- **GIVEN DATA**:

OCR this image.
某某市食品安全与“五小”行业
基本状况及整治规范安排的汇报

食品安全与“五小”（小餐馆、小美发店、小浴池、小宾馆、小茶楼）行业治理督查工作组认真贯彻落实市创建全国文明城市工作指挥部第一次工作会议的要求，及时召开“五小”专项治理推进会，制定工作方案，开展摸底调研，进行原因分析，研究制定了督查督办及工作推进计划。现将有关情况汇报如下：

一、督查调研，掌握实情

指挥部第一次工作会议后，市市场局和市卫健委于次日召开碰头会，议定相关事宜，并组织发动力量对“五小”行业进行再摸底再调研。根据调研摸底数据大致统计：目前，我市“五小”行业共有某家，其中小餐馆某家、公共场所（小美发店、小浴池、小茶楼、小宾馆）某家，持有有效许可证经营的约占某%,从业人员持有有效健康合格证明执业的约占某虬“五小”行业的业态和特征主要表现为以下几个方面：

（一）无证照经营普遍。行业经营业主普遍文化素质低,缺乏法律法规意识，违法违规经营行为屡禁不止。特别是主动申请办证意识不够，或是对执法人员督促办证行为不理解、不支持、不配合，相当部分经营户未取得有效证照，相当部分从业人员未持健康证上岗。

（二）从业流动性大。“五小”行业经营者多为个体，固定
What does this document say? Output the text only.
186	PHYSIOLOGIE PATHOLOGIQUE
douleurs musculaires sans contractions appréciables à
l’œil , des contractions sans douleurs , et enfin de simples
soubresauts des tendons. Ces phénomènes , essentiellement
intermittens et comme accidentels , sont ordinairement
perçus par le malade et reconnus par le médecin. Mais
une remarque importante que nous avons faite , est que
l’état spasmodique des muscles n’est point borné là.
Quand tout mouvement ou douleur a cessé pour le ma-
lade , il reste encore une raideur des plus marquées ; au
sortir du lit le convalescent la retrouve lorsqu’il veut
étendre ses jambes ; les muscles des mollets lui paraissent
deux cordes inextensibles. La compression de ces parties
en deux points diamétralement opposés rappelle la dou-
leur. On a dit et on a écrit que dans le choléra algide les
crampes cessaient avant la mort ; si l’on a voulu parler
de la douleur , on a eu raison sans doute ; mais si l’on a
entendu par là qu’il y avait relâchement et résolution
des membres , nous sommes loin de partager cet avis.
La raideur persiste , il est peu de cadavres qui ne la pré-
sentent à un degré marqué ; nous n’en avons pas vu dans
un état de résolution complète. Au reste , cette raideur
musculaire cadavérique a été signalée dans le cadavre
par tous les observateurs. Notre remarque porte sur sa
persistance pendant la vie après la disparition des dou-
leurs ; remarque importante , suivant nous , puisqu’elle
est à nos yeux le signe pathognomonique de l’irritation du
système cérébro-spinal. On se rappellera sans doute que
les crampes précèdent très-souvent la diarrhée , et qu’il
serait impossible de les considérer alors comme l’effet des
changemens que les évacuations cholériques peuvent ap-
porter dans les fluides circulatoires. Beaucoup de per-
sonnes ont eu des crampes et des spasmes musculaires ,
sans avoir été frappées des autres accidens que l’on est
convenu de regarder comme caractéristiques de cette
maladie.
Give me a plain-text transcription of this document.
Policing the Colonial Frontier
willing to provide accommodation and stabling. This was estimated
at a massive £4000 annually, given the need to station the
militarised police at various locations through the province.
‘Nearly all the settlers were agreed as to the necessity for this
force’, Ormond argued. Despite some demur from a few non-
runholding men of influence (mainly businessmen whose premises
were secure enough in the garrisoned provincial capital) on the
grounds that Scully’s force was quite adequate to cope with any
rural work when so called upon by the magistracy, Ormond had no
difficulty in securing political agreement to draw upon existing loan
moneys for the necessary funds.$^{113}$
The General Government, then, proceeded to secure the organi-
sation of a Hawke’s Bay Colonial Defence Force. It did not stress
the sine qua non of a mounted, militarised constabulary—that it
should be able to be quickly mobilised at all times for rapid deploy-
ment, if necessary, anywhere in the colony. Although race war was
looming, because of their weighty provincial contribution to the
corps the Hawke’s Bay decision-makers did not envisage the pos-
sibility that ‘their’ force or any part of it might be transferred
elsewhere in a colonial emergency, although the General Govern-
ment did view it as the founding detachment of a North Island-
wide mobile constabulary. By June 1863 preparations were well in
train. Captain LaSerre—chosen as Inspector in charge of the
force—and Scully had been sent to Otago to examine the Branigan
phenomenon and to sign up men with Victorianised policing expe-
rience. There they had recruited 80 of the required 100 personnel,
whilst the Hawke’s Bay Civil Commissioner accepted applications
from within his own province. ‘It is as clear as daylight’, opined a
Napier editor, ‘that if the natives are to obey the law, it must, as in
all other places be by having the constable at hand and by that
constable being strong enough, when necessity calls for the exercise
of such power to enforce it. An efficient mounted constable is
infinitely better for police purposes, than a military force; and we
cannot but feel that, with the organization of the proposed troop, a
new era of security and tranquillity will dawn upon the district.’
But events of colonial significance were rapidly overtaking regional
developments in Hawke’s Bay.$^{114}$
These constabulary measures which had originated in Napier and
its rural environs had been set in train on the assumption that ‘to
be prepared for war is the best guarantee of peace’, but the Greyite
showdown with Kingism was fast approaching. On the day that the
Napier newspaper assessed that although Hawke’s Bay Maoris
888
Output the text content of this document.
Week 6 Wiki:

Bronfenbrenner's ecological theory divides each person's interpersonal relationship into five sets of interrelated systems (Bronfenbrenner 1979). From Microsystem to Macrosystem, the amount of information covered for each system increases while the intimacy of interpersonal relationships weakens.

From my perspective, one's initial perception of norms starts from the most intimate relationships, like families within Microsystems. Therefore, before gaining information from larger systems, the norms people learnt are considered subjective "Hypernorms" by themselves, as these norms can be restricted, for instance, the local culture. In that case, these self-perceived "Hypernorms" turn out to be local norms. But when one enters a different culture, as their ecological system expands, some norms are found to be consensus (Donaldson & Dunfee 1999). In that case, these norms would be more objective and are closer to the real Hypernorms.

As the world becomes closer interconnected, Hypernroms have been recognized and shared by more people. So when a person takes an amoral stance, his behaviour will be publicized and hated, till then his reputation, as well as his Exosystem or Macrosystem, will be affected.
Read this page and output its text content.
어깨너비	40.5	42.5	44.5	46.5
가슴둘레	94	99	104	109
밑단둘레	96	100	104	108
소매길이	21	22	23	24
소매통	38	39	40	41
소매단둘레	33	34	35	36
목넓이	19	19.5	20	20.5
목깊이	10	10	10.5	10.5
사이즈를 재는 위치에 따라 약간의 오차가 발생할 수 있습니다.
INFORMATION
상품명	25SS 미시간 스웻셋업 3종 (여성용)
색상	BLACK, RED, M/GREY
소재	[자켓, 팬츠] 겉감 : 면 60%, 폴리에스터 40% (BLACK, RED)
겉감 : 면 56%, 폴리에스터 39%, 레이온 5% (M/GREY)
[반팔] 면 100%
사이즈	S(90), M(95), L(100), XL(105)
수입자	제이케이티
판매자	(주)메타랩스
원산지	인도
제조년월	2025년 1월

- **EXERCISE DESCRIPTION**: Look through the lines above and collect those with the word "contractions".

- **CORRECT RESPONSE**:
douleurs musculaires sans contractions appréciables à
l’œil , des contractions sans douleurs , et enfin de simples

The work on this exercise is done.